— start of The data —

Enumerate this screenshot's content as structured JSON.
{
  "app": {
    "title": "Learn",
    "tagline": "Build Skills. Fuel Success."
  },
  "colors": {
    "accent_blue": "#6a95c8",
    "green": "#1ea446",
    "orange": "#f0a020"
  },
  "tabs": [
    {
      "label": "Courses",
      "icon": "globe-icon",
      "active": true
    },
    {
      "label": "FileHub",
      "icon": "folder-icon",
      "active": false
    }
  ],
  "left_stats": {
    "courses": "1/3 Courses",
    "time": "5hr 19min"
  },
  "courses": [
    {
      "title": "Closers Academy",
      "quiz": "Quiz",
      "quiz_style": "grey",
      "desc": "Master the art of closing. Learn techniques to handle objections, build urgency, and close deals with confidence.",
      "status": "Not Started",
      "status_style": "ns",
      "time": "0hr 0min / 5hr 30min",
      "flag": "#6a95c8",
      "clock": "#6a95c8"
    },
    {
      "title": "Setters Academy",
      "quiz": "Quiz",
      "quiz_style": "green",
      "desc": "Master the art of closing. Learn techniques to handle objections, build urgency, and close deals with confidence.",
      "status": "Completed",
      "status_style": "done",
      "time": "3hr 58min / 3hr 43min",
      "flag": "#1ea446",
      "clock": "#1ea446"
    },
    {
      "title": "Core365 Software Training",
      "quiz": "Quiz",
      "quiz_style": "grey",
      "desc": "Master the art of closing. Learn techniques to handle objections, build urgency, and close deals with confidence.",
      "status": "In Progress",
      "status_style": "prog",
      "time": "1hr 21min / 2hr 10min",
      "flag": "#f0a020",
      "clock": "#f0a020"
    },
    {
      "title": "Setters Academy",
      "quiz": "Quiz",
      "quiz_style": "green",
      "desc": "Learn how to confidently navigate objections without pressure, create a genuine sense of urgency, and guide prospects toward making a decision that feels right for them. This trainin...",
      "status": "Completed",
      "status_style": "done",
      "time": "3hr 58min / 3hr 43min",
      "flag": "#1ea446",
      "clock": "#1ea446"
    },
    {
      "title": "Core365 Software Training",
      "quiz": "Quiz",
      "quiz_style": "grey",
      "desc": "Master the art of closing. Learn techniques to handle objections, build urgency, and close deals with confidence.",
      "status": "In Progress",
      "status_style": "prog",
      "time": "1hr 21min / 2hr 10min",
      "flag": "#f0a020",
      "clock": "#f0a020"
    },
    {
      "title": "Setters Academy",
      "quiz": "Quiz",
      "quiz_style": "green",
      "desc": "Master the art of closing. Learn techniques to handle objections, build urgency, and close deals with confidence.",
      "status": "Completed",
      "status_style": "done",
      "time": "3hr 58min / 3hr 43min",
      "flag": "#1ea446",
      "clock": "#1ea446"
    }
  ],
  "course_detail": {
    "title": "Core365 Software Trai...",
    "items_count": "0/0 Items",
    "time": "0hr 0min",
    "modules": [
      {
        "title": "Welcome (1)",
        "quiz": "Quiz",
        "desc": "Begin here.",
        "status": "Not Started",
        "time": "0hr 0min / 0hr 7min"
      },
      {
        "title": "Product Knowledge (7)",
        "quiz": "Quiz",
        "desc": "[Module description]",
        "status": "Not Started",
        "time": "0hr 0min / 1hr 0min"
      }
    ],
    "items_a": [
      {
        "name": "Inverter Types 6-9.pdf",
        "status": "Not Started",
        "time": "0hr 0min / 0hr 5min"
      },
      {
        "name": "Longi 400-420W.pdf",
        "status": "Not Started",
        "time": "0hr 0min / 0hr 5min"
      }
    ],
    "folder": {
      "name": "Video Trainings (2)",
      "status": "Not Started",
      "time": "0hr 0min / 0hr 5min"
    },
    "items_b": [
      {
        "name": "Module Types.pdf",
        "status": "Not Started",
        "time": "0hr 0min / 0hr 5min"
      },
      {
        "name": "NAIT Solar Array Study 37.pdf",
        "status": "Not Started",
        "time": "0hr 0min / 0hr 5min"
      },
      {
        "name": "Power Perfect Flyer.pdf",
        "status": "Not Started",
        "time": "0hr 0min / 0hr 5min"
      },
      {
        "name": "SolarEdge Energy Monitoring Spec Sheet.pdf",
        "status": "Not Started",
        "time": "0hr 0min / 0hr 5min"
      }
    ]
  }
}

— end of The data —
— start of The data —

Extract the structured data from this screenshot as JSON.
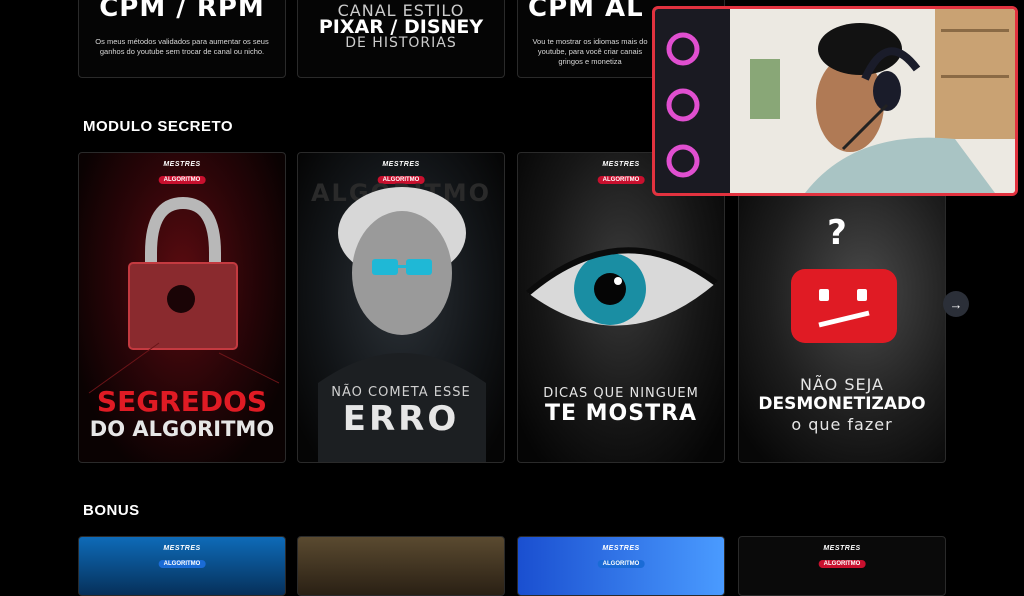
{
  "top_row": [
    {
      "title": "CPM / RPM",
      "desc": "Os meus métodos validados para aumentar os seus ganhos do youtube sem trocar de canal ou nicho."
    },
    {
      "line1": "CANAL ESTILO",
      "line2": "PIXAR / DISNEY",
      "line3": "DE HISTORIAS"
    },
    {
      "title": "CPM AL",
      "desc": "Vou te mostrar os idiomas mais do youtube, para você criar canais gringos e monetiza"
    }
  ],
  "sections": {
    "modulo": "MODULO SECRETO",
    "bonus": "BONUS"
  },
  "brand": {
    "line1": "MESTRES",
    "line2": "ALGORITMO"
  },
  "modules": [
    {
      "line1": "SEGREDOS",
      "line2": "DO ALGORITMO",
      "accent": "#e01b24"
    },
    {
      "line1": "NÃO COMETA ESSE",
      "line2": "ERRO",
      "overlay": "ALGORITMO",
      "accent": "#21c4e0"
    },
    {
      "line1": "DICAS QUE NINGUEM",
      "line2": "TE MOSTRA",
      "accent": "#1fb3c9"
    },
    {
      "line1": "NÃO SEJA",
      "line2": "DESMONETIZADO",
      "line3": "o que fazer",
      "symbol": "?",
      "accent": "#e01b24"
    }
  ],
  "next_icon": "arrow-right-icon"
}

— end of The data —
— start of The data —

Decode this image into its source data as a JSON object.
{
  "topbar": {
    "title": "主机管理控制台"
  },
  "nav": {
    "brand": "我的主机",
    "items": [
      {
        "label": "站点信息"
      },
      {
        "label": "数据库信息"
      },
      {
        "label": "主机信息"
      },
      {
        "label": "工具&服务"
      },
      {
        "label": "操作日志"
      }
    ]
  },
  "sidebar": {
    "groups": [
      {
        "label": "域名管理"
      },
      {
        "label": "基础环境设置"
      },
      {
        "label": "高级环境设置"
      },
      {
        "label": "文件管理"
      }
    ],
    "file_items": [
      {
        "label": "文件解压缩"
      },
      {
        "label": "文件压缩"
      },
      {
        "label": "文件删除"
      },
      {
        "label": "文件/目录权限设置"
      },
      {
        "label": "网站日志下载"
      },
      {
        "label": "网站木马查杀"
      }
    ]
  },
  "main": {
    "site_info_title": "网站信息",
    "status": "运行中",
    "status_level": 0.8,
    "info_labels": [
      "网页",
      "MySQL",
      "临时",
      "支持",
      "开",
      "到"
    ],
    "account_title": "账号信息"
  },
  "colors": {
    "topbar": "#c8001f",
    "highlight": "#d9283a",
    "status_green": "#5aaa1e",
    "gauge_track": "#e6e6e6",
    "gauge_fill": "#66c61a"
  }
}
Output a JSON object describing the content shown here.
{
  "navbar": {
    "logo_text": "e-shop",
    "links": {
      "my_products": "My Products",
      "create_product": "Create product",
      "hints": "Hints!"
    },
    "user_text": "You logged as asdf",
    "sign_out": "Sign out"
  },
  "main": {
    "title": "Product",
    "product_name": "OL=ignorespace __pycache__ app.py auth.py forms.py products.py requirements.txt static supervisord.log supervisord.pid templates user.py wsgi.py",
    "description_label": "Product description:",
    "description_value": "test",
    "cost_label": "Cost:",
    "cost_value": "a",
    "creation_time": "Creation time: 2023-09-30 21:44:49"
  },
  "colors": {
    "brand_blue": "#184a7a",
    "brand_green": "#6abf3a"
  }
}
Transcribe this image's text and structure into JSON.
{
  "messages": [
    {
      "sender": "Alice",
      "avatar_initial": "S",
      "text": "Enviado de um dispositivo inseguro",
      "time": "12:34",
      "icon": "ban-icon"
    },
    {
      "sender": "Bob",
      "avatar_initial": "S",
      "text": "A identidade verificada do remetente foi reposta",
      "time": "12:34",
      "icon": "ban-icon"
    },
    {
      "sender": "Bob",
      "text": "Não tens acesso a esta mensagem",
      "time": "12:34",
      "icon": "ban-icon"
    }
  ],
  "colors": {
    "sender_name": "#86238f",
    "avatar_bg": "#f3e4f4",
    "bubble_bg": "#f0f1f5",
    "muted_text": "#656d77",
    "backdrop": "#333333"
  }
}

— end of The data —

What is asked = Search the preceding listing for the word "into" and pull out every line that holds it.

Complete output =
Decode this image into its source data as a JSON object.
Transcribe this image's text and structure into JSON.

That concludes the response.